### DATA EXCERPTS

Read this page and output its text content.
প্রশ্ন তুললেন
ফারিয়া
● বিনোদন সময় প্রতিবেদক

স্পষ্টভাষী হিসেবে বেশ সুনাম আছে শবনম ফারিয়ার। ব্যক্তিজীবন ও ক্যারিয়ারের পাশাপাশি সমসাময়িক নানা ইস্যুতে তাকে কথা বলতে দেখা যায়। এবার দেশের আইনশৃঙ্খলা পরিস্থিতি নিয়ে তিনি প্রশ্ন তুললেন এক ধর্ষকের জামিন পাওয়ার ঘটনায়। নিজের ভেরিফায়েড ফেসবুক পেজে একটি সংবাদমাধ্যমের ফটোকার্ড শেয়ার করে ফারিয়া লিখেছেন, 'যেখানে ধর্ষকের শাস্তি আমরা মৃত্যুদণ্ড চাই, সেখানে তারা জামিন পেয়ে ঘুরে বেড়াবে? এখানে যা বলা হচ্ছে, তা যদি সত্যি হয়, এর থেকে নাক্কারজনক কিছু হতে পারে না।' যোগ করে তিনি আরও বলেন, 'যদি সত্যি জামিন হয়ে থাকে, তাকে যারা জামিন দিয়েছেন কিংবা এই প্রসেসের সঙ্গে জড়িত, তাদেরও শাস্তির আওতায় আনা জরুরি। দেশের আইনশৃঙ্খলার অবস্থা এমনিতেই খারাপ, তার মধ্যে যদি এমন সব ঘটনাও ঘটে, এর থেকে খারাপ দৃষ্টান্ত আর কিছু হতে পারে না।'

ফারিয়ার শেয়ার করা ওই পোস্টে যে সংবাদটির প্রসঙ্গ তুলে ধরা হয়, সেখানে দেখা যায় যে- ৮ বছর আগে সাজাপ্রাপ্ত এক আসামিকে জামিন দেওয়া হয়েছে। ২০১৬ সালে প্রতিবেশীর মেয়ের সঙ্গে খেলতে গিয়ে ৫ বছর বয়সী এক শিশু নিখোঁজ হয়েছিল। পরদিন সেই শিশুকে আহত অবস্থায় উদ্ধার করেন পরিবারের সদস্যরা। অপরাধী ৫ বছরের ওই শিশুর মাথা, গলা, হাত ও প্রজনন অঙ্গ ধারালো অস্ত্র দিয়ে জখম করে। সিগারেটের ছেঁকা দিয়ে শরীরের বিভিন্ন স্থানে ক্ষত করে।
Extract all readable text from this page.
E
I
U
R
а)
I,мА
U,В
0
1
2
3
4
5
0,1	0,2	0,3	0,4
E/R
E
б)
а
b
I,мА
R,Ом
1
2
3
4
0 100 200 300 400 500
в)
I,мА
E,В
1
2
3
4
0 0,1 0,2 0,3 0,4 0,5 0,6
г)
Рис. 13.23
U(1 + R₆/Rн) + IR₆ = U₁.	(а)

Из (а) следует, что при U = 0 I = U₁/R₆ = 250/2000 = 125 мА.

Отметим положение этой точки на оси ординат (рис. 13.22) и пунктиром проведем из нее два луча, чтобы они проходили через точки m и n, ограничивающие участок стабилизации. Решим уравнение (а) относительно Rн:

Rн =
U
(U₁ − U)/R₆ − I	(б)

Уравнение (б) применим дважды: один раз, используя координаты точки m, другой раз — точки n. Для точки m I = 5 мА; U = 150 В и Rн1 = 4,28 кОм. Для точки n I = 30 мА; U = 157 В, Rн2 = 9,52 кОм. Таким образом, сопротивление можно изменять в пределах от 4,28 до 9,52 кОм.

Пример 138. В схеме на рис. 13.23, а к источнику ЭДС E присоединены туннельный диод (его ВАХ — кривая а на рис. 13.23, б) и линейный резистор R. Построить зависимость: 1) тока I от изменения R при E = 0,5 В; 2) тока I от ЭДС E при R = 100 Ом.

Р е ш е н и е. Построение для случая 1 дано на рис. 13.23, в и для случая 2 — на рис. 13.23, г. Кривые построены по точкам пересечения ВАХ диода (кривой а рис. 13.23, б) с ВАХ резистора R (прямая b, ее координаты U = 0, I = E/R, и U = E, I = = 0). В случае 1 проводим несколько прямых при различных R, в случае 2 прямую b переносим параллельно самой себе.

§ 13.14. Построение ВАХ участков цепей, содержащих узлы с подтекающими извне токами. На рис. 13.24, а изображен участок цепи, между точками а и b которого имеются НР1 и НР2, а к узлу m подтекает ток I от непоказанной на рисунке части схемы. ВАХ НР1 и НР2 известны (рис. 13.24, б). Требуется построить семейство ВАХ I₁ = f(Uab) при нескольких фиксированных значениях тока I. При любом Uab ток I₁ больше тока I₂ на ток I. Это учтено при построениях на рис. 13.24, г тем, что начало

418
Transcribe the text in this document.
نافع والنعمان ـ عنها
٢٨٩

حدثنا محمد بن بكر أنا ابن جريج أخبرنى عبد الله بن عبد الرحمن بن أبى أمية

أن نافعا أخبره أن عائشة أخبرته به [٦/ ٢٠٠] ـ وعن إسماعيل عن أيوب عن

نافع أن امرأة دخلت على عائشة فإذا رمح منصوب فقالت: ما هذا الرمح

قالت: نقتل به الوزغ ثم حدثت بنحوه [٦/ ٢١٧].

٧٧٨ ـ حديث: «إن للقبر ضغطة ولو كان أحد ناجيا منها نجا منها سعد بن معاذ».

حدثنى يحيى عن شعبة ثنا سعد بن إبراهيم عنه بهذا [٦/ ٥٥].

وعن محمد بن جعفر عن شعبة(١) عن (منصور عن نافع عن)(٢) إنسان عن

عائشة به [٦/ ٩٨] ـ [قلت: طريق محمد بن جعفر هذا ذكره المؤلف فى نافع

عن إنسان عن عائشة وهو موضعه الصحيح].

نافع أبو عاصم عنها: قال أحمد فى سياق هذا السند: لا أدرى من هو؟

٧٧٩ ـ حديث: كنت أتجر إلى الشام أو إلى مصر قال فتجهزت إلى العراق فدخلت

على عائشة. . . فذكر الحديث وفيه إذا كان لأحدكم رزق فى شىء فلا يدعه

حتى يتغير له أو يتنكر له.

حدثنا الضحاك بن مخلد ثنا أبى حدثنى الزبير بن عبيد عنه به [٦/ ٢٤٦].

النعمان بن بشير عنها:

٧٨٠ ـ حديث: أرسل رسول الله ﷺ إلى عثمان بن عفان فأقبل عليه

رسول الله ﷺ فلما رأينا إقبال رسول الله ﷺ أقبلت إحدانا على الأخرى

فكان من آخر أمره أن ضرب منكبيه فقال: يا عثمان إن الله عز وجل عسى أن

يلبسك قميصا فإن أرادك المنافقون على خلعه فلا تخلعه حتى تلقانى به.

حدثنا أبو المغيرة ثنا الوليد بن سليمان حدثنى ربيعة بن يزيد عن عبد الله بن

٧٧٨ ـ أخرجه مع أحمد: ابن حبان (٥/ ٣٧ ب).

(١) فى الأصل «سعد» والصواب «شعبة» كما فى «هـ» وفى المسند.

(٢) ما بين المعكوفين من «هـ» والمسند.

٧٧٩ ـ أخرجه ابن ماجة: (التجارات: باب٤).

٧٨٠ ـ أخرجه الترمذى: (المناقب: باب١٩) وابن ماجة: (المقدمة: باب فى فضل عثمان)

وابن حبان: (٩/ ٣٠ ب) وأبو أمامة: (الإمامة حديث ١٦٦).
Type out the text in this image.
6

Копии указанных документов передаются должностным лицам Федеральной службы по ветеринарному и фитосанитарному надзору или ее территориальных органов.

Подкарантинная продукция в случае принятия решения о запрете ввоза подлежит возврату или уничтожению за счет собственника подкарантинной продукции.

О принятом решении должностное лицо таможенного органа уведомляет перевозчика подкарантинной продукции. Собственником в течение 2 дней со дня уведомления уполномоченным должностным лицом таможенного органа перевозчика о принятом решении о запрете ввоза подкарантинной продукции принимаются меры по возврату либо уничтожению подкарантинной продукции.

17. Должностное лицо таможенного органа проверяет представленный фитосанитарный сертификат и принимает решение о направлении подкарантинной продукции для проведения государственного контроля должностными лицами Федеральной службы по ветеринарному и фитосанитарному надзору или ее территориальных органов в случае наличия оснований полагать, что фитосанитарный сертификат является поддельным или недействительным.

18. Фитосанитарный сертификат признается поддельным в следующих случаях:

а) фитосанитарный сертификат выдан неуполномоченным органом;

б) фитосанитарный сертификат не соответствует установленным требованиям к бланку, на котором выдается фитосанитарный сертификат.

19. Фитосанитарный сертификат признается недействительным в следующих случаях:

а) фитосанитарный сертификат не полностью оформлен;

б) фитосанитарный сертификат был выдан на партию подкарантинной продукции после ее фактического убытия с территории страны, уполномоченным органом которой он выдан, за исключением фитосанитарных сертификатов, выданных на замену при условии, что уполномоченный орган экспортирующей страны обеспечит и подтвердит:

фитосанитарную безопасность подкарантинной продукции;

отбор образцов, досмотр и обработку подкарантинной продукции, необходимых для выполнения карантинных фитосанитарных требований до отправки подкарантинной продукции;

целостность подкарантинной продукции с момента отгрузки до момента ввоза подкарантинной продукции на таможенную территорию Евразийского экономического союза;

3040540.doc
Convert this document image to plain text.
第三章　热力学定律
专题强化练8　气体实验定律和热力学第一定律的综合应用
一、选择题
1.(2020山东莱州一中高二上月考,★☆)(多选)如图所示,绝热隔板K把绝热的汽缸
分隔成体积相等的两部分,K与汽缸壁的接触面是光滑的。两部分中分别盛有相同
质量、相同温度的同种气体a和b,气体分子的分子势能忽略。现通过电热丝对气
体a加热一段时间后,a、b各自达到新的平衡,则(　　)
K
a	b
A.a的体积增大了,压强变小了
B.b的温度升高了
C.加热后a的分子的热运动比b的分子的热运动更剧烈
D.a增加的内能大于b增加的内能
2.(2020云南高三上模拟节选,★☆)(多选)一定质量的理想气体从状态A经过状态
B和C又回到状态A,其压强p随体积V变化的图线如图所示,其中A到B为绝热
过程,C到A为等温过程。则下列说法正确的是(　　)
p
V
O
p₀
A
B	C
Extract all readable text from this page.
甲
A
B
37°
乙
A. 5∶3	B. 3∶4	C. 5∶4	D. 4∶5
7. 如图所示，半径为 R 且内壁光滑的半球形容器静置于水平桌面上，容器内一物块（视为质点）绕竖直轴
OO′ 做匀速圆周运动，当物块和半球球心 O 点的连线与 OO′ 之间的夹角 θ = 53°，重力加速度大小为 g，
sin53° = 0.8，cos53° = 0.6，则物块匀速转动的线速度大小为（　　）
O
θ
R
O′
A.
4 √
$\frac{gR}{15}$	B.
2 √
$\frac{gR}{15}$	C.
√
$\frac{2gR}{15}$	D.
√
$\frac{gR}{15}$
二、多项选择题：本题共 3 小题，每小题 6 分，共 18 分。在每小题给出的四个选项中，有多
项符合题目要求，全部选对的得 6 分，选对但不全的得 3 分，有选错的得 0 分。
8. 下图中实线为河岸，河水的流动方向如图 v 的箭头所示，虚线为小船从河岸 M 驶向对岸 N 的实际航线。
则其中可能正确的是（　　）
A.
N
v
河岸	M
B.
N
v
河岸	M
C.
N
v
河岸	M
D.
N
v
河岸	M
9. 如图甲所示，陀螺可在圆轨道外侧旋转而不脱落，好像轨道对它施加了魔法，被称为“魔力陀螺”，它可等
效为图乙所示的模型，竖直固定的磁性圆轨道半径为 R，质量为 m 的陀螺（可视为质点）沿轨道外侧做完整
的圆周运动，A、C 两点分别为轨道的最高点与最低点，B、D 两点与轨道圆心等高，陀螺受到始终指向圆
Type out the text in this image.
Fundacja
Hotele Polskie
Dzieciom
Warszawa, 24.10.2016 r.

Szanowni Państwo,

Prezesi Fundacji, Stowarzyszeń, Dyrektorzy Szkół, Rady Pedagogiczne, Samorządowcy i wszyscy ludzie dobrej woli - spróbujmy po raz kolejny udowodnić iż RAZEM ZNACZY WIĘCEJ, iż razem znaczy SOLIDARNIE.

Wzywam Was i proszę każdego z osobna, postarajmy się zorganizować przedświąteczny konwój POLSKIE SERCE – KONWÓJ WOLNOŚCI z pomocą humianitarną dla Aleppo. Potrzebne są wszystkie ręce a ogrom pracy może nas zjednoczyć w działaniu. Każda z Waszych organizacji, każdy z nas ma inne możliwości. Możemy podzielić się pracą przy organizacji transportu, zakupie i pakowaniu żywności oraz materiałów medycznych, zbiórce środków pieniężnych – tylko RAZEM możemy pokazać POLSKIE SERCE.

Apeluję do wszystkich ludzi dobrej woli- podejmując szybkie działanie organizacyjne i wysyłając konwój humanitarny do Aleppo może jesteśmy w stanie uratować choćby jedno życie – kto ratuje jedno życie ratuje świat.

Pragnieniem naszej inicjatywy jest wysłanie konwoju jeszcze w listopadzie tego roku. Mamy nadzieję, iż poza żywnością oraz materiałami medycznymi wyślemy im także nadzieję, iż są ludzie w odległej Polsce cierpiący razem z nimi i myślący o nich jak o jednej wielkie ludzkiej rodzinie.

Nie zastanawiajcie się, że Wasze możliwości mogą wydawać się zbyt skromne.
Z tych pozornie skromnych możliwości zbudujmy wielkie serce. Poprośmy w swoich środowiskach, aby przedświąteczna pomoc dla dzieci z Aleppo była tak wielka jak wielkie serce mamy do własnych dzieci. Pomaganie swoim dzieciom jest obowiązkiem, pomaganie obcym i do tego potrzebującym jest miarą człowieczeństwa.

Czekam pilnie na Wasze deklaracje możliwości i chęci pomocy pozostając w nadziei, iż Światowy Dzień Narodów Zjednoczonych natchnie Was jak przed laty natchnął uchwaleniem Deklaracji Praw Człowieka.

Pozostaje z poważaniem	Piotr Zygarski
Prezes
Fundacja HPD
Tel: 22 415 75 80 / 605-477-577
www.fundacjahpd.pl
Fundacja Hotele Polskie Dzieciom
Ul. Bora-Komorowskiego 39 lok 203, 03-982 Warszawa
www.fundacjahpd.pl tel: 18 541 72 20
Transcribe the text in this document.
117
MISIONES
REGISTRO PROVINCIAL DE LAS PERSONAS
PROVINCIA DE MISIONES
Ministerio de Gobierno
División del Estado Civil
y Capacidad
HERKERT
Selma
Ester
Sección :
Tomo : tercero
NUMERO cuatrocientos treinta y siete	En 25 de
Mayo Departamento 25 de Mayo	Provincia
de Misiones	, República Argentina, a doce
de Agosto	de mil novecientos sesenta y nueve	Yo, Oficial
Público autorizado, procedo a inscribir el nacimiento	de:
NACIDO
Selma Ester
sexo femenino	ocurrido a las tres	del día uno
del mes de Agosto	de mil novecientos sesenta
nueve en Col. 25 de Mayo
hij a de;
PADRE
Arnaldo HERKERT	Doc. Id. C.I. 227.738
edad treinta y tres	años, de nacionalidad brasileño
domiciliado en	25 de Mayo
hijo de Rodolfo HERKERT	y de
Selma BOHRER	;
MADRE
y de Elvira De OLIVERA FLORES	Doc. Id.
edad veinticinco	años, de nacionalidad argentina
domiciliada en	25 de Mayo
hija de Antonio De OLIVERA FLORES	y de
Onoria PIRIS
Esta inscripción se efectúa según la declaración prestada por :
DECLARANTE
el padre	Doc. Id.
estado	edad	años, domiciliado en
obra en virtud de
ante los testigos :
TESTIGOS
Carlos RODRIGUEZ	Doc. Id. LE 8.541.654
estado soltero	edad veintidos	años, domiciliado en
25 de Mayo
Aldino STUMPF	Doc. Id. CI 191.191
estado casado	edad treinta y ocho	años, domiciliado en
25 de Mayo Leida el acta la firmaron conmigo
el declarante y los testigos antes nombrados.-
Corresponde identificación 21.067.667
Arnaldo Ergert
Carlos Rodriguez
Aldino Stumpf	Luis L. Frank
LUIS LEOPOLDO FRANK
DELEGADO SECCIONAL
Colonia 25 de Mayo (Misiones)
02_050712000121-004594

######

• DIRECTIONS
Copy out every line holding the string "رسول".

• ANSWER TO THIS PROBLEM
٧٨٠ ـ حديث: أرسل رسول الله ﷺ إلى عثمان بن عفان فأقبل عليه
رسول الله ﷺ فلما رأينا إقبال رسول الله ﷺ أقبلت إحدانا على الأخرى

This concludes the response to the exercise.